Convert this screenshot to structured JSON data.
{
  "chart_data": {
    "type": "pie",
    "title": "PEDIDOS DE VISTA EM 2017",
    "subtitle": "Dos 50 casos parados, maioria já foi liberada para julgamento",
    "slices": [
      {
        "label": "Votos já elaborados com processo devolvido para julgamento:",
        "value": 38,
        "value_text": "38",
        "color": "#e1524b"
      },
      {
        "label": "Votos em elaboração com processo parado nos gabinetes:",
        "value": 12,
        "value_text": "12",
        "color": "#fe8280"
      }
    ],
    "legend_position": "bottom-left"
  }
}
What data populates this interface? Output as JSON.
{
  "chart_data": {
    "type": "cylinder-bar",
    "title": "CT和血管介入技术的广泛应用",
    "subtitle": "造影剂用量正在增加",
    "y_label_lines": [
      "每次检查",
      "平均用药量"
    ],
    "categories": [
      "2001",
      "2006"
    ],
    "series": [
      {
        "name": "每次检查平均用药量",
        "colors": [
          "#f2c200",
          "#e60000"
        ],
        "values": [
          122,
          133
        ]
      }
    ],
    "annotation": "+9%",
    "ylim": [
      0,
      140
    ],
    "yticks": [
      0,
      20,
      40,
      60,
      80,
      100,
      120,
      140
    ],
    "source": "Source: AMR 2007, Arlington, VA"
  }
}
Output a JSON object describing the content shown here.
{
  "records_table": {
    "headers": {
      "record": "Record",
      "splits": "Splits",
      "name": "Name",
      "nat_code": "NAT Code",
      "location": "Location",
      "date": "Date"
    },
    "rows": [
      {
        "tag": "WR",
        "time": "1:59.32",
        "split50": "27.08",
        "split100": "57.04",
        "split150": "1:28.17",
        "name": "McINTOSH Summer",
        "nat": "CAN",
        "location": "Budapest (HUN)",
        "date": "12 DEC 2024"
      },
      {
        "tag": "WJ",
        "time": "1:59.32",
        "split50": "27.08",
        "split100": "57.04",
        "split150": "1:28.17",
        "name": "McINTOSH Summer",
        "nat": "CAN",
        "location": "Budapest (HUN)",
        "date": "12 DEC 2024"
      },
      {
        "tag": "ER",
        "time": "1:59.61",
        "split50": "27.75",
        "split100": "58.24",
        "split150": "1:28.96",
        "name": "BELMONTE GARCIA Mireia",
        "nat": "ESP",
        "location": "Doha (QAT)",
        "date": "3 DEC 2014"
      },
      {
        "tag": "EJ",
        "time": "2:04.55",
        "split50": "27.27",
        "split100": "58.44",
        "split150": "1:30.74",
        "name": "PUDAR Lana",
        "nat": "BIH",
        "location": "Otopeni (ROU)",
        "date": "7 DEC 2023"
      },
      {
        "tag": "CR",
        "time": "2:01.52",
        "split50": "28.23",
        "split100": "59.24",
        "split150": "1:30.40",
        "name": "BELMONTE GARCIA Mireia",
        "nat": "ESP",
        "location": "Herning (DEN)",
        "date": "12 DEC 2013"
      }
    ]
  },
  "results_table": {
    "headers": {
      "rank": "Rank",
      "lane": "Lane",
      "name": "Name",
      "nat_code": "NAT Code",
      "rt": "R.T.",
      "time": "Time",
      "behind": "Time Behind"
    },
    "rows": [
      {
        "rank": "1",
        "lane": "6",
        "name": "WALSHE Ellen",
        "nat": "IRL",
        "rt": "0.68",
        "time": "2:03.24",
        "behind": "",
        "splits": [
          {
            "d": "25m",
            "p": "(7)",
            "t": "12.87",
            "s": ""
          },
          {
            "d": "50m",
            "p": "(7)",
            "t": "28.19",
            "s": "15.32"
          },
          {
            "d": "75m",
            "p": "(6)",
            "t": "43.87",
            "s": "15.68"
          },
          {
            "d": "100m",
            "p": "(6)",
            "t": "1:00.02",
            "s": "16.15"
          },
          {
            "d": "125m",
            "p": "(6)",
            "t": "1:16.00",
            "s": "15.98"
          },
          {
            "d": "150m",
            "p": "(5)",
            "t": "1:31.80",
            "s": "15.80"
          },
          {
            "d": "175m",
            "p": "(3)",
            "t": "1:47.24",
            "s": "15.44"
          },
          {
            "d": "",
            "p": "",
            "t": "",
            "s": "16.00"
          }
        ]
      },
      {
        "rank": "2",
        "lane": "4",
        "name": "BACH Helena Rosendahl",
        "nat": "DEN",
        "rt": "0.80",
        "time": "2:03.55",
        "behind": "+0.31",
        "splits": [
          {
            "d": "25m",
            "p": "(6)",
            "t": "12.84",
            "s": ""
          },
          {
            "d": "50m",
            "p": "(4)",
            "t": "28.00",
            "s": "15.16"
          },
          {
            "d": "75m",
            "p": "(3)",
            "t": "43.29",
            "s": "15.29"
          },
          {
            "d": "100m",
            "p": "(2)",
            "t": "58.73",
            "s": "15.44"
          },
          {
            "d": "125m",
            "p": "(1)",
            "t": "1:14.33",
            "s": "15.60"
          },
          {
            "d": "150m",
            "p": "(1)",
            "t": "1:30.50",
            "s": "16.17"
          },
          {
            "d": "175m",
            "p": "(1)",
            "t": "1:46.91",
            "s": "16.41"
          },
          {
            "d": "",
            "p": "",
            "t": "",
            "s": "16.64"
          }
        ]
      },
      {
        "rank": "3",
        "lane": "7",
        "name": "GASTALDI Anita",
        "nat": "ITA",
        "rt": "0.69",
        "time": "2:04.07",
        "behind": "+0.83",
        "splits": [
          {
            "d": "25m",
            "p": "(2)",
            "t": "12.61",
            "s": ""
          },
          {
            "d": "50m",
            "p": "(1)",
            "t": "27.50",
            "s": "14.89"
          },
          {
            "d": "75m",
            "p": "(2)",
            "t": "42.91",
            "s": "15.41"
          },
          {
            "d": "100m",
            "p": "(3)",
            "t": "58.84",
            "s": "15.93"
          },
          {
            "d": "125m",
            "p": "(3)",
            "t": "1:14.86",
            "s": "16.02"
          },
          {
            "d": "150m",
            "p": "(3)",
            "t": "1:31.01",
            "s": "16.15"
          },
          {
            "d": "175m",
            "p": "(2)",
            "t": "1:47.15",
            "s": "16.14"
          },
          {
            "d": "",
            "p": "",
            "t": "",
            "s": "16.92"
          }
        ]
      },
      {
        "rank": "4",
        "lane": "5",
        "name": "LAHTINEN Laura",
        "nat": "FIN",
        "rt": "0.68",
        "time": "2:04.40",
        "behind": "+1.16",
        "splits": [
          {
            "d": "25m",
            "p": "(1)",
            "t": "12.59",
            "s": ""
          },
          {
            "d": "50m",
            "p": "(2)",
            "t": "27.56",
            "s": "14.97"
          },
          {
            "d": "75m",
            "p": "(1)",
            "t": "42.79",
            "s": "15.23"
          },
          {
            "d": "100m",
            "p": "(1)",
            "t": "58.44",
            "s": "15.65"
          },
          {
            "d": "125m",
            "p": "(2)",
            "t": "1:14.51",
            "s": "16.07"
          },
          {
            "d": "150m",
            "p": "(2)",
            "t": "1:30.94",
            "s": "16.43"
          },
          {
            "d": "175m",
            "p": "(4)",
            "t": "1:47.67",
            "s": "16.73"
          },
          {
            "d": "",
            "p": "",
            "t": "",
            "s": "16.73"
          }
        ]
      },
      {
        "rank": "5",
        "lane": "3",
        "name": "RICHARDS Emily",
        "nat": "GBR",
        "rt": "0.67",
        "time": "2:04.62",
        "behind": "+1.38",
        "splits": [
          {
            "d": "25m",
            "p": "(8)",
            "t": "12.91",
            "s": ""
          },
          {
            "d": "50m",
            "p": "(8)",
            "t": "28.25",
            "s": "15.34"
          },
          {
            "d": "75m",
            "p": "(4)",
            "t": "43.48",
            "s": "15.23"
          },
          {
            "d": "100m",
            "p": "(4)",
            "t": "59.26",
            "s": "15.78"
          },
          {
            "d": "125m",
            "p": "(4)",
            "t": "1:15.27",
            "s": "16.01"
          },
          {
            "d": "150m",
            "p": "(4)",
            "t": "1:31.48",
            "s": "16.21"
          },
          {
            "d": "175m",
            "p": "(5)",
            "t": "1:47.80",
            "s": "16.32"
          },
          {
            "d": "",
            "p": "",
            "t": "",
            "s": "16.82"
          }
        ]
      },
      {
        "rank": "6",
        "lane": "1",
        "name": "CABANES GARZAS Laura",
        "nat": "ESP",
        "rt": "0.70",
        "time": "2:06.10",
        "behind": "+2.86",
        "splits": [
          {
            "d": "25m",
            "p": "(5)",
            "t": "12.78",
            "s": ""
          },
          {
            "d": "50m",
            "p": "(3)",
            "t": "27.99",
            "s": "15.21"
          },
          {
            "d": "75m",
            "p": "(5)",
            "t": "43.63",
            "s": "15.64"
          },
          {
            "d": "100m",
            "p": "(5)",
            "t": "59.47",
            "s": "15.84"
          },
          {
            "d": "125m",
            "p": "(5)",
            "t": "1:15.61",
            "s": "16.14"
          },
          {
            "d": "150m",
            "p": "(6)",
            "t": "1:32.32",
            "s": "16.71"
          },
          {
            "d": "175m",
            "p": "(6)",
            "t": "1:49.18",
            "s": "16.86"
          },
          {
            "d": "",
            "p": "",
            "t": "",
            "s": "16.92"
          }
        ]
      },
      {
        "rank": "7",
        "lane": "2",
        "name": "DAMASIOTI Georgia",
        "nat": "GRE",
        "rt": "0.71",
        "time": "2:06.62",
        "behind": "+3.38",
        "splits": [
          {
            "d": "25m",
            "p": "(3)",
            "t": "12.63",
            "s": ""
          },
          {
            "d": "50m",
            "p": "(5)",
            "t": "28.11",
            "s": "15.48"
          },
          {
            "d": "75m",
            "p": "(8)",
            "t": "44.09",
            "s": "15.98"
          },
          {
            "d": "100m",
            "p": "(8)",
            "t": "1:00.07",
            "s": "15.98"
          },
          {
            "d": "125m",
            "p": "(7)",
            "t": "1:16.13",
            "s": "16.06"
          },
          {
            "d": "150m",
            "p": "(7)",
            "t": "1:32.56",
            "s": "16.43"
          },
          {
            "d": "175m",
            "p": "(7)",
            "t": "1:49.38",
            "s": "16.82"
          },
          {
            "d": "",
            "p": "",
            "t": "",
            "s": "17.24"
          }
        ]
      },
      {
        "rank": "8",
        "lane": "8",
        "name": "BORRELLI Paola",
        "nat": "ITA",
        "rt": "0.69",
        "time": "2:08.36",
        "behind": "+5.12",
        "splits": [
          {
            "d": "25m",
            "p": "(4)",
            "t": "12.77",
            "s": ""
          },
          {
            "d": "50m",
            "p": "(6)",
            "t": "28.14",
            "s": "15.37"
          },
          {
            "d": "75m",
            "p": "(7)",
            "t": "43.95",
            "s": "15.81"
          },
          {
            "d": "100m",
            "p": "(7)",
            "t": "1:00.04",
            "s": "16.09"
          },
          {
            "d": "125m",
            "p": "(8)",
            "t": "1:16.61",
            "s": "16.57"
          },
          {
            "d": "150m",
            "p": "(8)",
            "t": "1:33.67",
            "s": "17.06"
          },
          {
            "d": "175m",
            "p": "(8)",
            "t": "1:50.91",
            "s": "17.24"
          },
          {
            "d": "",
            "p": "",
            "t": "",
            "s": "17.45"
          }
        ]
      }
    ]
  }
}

* * * *

> **EXERCISE BRIEF**
Spot every line that holds "Output" and copy it.

> **RESULT OF THE EXERCISE**
What data populates this interface? Output as JSON.
Output a JSON object describing the content shown here.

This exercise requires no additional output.